Figure record listings

● ● ●

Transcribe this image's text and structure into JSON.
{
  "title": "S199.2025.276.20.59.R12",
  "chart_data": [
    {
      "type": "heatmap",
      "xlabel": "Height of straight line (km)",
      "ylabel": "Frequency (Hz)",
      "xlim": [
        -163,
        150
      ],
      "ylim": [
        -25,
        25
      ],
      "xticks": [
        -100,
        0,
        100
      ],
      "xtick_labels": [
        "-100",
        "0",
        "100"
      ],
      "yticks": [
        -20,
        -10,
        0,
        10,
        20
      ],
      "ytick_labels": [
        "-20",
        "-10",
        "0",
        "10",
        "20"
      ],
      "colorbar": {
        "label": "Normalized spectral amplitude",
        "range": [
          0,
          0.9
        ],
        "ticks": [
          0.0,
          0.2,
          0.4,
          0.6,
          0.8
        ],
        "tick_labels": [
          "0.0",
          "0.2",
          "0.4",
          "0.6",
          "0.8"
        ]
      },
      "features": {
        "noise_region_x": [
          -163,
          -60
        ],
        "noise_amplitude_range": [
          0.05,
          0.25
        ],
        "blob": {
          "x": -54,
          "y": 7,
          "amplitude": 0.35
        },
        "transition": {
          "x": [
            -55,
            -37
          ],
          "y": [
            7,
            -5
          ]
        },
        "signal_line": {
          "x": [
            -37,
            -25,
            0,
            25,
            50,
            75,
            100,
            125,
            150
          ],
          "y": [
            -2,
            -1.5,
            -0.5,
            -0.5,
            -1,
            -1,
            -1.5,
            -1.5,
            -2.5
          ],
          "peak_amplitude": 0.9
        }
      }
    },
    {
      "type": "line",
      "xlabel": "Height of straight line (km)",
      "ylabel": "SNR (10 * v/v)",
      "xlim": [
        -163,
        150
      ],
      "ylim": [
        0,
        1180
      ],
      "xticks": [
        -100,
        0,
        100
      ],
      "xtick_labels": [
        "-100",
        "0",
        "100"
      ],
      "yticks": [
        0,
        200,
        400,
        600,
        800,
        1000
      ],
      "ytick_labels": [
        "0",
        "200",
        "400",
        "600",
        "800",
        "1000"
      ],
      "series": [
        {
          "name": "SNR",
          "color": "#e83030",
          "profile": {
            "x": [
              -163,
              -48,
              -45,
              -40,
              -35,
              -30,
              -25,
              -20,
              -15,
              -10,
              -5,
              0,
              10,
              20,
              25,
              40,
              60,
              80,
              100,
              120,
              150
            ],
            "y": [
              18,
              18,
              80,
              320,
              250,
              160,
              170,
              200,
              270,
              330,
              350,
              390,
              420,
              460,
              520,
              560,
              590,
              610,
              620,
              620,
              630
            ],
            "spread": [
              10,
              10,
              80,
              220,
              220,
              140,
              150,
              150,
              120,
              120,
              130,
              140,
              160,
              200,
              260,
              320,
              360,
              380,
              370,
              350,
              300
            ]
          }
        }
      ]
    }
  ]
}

● ● ●

#### [WHAT IS REQUIRED]
Here, the records must be output exactly and in full.

#### [RESULT BELOW]
Transcribe this image's text and structure into JSON.
{
  "title": "S199.2025.276.20.59.R12",
  "chart_data": [
    {
      "type": "heatmap",
      "xlabel": "Height of straight line (km)",
      "ylabel": "Frequency (Hz)",
      "xlim": [
        -163,
        150
      ],
      "ylim": [
        -25,
        25
      ],
      "xticks": [
        -100,
        0,
        100
      ],
      "xtick_labels": [
        "-100",
        "0",
        "100"
      ],
      "yticks": [
        -20,
        -10,
        0,
        10,
        20
      ],
      "ytick_labels": [
        "-20",
        "-10",
        "0",
        "10",
        "20"
      ],
      "colorbar": {
        "label": "Normalized spectral amplitude",
        "range": [
          0,
          0.9
        ],
        "ticks": [
          0.0,
          0.2,
          0.4,
          0.6,
          0.8
        ],
        "tick_labels": [
          "0.0",
          "0.2",
          "0.4",
          "0.6",
          "0.8"
        ]
      },
      "features": {
        "noise_region_x": [
          -163,
          -60
        ],
        "noise_amplitude_range": [
          0.05,
          0.25
        ],
        "blob": {
          "x": -54,
          "y": 7,
          "amplitude": 0.35
        },
        "transition": {
          "x": [
            -55,
            -37
          ],
          "y": [
            7,
            -5
          ]
        },
        "signal_line": {
          "x": [
            -37,
            -25,
            0,
            25,
            50,
            75,
            100,
            125,
            150
          ],
          "y": [
            -2,
            -1.5,
            -0.5,
            -0.5,
            -1,
            -1,
            -1.5,
            -1.5,
            -2.5
          ],
          "peak_amplitude": 0.9
        }
      }
    },
    {
      "type": "line",
      "xlabel": "Height of straight line (km)",
      "ylabel": "SNR (10 * v/v)",
      "xlim": [
        -163,
        150
      ],
      "ylim": [
        0,
        1180
      ],
      "xticks": [
        -100,
        0,
        100
      ],
      "xtick_labels": [
        "-100",
        "0",
        "100"
      ],
      "yticks": [
        0,
        200,
        400,
        600,
        800,
        1000
      ],
      "ytick_labels": [
        "0",
        "200",
        "400",
        "600",
        "800",
        "1000"
      ],
      "series": [
        {
          "name": "SNR",
          "color": "#e83030",
          "profile": {
            "x": [
              -163,
              -48,
              -45,
              -40,
              -35,
              -30,
              -25,
              -20,
              -15,
              -10,
              -5,
              0,
              10,
              20,
              25,
              40,
              60,
              80,
              100,
              120,
              150
            ],
            "y": [
              18,
              18,
              80,
              320,
              250,
              160,
              170,
              200,
              270,
              330,
              350,
              390,
              420,
              460,
              520,
              560,
              590,
              610,
              620,
              620,
              630
            ],
            "spread": [
              10,
              10,
              80,
              220,
              220,
              140,
              150,
              150,
              120,
              120,
              130,
              140,
              160,
              200,
              260,
              320,
              360,
              380,
              370,
              350,
              300
            ]
          }
        }
      ]
    }
  ]
}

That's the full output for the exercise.